[Aim of the exercise] Below is a block of records. Copy every line in it that contains the word "this".

[Stored data]

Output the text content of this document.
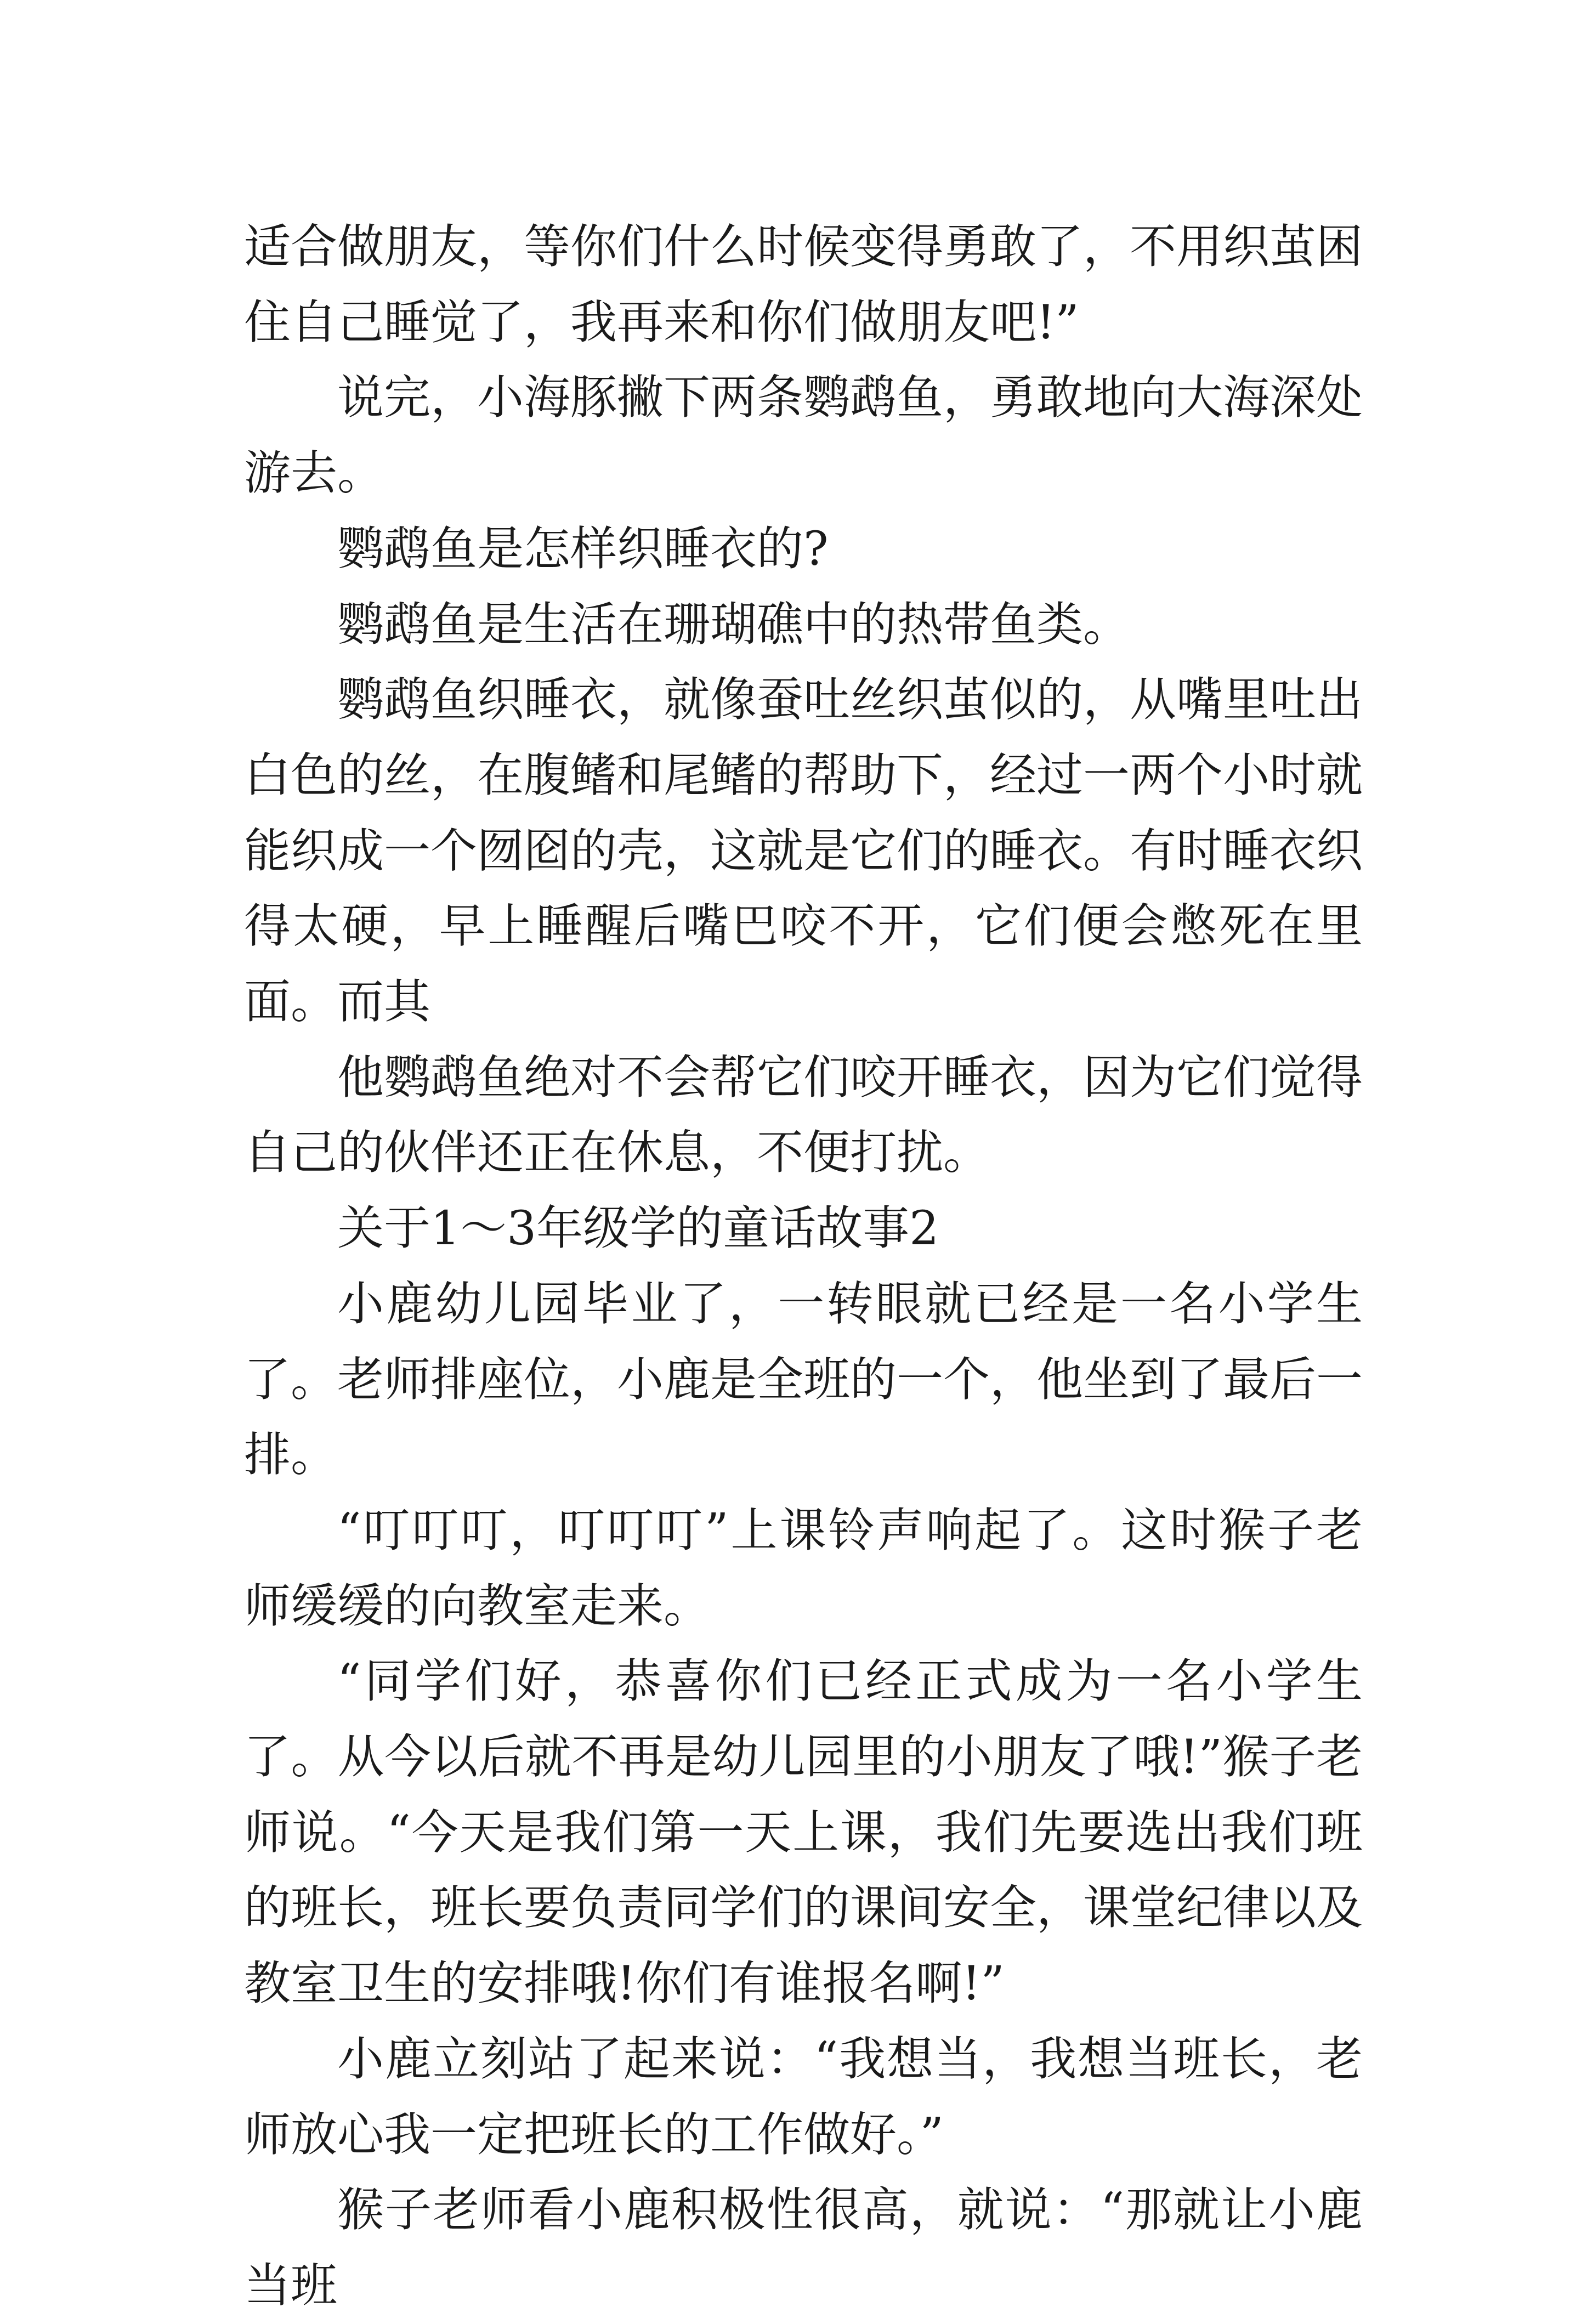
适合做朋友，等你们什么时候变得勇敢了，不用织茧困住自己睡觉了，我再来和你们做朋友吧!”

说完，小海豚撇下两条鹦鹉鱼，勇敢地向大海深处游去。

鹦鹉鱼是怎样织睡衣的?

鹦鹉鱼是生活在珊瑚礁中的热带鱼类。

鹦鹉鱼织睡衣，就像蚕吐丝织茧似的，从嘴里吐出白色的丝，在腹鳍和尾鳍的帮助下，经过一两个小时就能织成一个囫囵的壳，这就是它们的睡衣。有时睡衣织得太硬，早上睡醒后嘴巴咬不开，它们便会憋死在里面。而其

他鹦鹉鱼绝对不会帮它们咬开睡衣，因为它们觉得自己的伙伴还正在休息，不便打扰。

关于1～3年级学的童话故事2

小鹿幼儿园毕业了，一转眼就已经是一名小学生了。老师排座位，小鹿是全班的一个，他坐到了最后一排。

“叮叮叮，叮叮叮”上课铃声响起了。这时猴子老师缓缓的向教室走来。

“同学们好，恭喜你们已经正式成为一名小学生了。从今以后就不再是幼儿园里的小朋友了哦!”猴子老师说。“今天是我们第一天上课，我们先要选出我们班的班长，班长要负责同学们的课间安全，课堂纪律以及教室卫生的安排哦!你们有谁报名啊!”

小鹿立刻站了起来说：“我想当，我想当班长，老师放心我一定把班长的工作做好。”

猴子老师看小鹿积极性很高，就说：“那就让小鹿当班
==
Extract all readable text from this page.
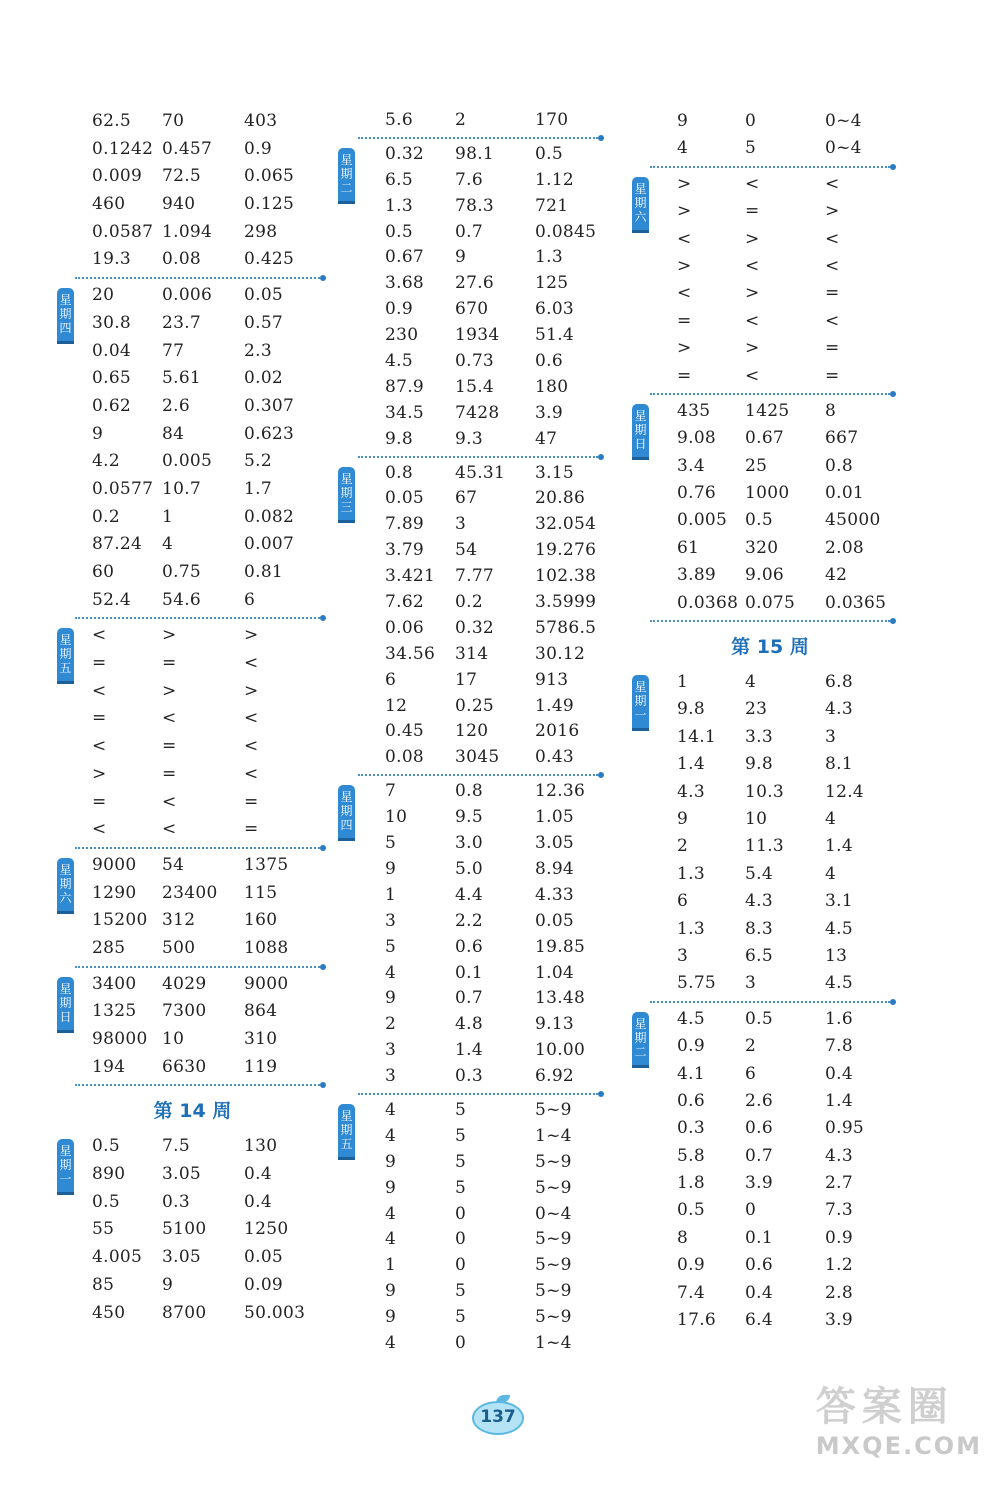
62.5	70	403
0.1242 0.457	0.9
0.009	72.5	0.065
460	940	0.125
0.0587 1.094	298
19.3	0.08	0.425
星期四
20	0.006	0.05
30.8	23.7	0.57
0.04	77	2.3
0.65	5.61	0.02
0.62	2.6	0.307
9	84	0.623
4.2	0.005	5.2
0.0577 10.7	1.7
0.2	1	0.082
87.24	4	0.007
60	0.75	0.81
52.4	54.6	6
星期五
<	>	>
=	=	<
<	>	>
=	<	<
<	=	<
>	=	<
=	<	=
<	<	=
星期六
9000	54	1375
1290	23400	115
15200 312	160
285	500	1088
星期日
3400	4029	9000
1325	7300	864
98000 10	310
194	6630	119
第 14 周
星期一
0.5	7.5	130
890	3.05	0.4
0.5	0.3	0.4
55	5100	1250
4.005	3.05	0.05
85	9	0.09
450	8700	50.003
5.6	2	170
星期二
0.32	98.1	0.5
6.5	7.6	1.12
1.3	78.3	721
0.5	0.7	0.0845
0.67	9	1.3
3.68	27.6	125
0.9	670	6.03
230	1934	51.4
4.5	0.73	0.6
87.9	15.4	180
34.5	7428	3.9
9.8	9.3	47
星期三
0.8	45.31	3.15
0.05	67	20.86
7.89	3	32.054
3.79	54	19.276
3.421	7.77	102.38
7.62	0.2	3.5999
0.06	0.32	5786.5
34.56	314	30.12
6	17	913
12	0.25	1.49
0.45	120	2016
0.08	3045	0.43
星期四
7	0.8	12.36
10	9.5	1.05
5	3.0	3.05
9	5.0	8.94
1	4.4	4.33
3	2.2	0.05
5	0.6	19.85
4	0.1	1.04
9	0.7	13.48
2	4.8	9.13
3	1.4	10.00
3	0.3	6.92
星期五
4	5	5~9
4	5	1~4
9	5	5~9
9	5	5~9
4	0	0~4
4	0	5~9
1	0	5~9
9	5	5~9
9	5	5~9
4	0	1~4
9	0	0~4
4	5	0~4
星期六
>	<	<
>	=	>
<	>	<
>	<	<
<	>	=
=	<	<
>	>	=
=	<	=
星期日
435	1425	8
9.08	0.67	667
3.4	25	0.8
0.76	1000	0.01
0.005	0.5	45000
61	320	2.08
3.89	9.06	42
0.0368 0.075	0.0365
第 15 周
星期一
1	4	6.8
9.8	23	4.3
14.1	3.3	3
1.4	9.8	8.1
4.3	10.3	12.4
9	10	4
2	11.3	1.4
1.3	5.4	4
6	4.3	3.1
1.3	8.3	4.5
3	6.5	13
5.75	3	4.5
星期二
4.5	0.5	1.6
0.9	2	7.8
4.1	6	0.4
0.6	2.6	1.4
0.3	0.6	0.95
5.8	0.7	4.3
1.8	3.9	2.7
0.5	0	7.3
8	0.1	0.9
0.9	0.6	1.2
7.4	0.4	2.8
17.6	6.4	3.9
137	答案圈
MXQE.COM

[Solved problem]
Output the text content of this document.
Extract all readable text from this page.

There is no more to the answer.